# [TASK TO CARRY OUT]
Extract the full set of records that follows, word for word.

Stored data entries
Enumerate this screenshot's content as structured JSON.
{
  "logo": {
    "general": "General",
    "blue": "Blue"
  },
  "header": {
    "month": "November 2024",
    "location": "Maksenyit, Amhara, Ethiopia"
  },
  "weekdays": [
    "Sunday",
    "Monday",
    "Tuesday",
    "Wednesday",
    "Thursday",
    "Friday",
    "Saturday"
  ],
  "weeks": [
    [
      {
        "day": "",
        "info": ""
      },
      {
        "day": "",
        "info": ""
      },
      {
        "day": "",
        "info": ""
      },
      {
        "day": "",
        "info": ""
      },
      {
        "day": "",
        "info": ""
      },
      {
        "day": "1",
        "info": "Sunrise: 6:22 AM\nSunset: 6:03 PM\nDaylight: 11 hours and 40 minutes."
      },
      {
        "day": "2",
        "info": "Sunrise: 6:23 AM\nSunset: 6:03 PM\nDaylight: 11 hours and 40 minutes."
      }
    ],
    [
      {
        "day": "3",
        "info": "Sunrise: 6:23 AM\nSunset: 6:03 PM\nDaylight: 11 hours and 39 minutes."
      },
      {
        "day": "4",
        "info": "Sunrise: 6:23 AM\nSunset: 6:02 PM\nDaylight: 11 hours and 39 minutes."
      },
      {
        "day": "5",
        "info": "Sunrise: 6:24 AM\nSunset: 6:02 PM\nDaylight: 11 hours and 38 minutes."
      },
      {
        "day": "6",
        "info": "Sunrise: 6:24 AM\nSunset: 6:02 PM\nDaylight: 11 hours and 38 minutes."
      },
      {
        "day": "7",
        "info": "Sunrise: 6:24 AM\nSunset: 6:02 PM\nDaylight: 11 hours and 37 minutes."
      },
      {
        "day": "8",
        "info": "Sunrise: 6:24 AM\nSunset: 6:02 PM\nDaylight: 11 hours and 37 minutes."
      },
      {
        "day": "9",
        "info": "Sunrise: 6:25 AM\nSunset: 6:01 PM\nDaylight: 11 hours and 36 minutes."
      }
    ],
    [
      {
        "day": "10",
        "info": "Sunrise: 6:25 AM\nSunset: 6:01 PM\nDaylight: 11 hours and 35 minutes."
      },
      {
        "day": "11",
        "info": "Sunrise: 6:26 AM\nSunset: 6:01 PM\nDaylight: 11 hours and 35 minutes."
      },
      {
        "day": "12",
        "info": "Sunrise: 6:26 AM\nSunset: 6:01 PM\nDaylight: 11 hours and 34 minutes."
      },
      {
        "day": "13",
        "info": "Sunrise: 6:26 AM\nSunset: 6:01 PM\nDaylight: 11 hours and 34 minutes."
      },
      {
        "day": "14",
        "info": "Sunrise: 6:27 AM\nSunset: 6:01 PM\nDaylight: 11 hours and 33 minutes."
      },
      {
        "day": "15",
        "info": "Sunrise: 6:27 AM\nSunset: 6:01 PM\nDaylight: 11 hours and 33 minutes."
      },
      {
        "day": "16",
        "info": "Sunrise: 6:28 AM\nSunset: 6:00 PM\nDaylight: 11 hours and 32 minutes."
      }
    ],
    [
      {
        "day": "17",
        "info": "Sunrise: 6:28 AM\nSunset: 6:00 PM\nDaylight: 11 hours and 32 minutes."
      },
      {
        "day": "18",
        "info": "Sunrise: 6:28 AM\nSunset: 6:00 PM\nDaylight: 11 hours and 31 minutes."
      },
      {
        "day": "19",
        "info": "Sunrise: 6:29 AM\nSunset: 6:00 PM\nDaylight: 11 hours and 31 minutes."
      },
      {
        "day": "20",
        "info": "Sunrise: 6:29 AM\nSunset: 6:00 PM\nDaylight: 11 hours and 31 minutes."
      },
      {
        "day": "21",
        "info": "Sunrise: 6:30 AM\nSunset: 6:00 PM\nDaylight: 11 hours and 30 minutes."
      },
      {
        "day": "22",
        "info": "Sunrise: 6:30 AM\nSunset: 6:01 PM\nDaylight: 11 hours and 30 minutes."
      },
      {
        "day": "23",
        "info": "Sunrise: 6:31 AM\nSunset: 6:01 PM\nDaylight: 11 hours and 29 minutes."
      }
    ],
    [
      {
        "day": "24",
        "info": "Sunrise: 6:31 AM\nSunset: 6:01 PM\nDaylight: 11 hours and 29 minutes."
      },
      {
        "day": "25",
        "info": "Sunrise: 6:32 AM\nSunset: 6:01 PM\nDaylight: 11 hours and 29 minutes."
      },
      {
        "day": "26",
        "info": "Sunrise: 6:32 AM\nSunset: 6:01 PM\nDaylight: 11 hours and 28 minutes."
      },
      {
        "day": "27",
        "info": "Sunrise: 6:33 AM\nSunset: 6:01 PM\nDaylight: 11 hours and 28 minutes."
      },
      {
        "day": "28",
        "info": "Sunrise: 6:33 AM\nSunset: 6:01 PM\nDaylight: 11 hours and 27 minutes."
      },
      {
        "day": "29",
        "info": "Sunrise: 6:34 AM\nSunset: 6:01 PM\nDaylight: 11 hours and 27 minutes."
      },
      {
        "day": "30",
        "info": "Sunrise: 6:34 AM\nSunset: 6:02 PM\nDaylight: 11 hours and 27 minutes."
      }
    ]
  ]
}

# [THE ANSWER]
Enumerate this screenshot's content as structured JSON.
{
  "logo": {
    "general": "General",
    "blue": "Blue"
  },
  "header": {
    "month": "November 2024",
    "location": "Maksenyit, Amhara, Ethiopia"
  },
  "weekdays": [
    "Sunday",
    "Monday",
    "Tuesday",
    "Wednesday",
    "Thursday",
    "Friday",
    "Saturday"
  ],
  "weeks": [
    [
      {
        "day": "",
        "info": ""
      },
      {
        "day": "",
        "info": ""
      },
      {
        "day": "",
        "info": ""
      },
      {
        "day": "",
        "info": ""
      },
      {
        "day": "",
        "info": ""
      },
      {
        "day": "1",
        "info": "Sunrise: 6:22 AM\nSunset: 6:03 PM\nDaylight: 11 hours and 40 minutes."
      },
      {
        "day": "2",
        "info": "Sunrise: 6:23 AM\nSunset: 6:03 PM\nDaylight: 11 hours and 40 minutes."
      }
    ],
    [
      {
        "day": "3",
        "info": "Sunrise: 6:23 AM\nSunset: 6:03 PM\nDaylight: 11 hours and 39 minutes."
      },
      {
        "day": "4",
        "info": "Sunrise: 6:23 AM\nSunset: 6:02 PM\nDaylight: 11 hours and 39 minutes."
      },
      {
        "day": "5",
        "info": "Sunrise: 6:24 AM\nSunset: 6:02 PM\nDaylight: 11 hours and 38 minutes."
      },
      {
        "day": "6",
        "info": "Sunrise: 6:24 AM\nSunset: 6:02 PM\nDaylight: 11 hours and 38 minutes."
      },
      {
        "day": "7",
        "info": "Sunrise: 6:24 AM\nSunset: 6:02 PM\nDaylight: 11 hours and 37 minutes."
      },
      {
        "day": "8",
        "info": "Sunrise: 6:24 AM\nSunset: 6:02 PM\nDaylight: 11 hours and 37 minutes."
      },
      {
        "day": "9",
        "info": "Sunrise: 6:25 AM\nSunset: 6:01 PM\nDaylight: 11 hours and 36 minutes."
      }
    ],
    [
      {
        "day": "10",
        "info": "Sunrise: 6:25 AM\nSunset: 6:01 PM\nDaylight: 11 hours and 35 minutes."
      },
      {
        "day": "11",
        "info": "Sunrise: 6:26 AM\nSunset: 6:01 PM\nDaylight: 11 hours and 35 minutes."
      },
      {
        "day": "12",
        "info": "Sunrise: 6:26 AM\nSunset: 6:01 PM\nDaylight: 11 hours and 34 minutes."
      },
      {
        "day": "13",
        "info": "Sunrise: 6:26 AM\nSunset: 6:01 PM\nDaylight: 11 hours and 34 minutes."
      },
      {
        "day": "14",
        "info": "Sunrise: 6:27 AM\nSunset: 6:01 PM\nDaylight: 11 hours and 33 minutes."
      },
      {
        "day": "15",
        "info": "Sunrise: 6:27 AM\nSunset: 6:01 PM\nDaylight: 11 hours and 33 minutes."
      },
      {
        "day": "16",
        "info": "Sunrise: 6:28 AM\nSunset: 6:00 PM\nDaylight: 11 hours and 32 minutes."
      }
    ],
    [
      {
        "day": "17",
        "info": "Sunrise: 6:28 AM\nSunset: 6:00 PM\nDaylight: 11 hours and 32 minutes."
      },
      {
        "day": "18",
        "info": "Sunrise: 6:28 AM\nSunset: 6:00 PM\nDaylight: 11 hours and 31 minutes."
      },
      {
        "day": "19",
        "info": "Sunrise: 6:29 AM\nSunset: 6:00 PM\nDaylight: 11 hours and 31 minutes."
      },
      {
        "day": "20",
        "info": "Sunrise: 6:29 AM\nSunset: 6:00 PM\nDaylight: 11 hours and 31 minutes."
      },
      {
        "day": "21",
        "info": "Sunrise: 6:30 AM\nSunset: 6:00 PM\nDaylight: 11 hours and 30 minutes."
      },
      {
        "day": "22",
        "info": "Sunrise: 6:30 AM\nSunset: 6:01 PM\nDaylight: 11 hours and 30 minutes."
      },
      {
        "day": "23",
        "info": "Sunrise: 6:31 AM\nSunset: 6:01 PM\nDaylight: 11 hours and 29 minutes."
      }
    ],
    [
      {
        "day": "24",
        "info": "Sunrise: 6:31 AM\nSunset: 6:01 PM\nDaylight: 11 hours and 29 minutes."
      },
      {
        "day": "25",
        "info": "Sunrise: 6:32 AM\nSunset: 6:01 PM\nDaylight: 11 hours and 29 minutes."
      },
      {
        "day": "26",
        "info": "Sunrise: 6:32 AM\nSunset: 6:01 PM\nDaylight: 11 hours and 28 minutes."
      },
      {
        "day": "27",
        "info": "Sunrise: 6:33 AM\nSunset: 6:01 PM\nDaylight: 11 hours and 28 minutes."
      },
      {
        "day": "28",
        "info": "Sunrise: 6:33 AM\nSunset: 6:01 PM\nDaylight: 11 hours and 27 minutes."
      },
      {
        "day": "29",
        "info": "Sunrise: 6:34 AM\nSunset: 6:01 PM\nDaylight: 11 hours and 27 minutes."
      },
      {
        "day": "30",
        "info": "Sunrise: 6:34 AM\nSunset: 6:02 PM\nDaylight: 11 hours and 27 minutes."
      }
    ]
  ]
}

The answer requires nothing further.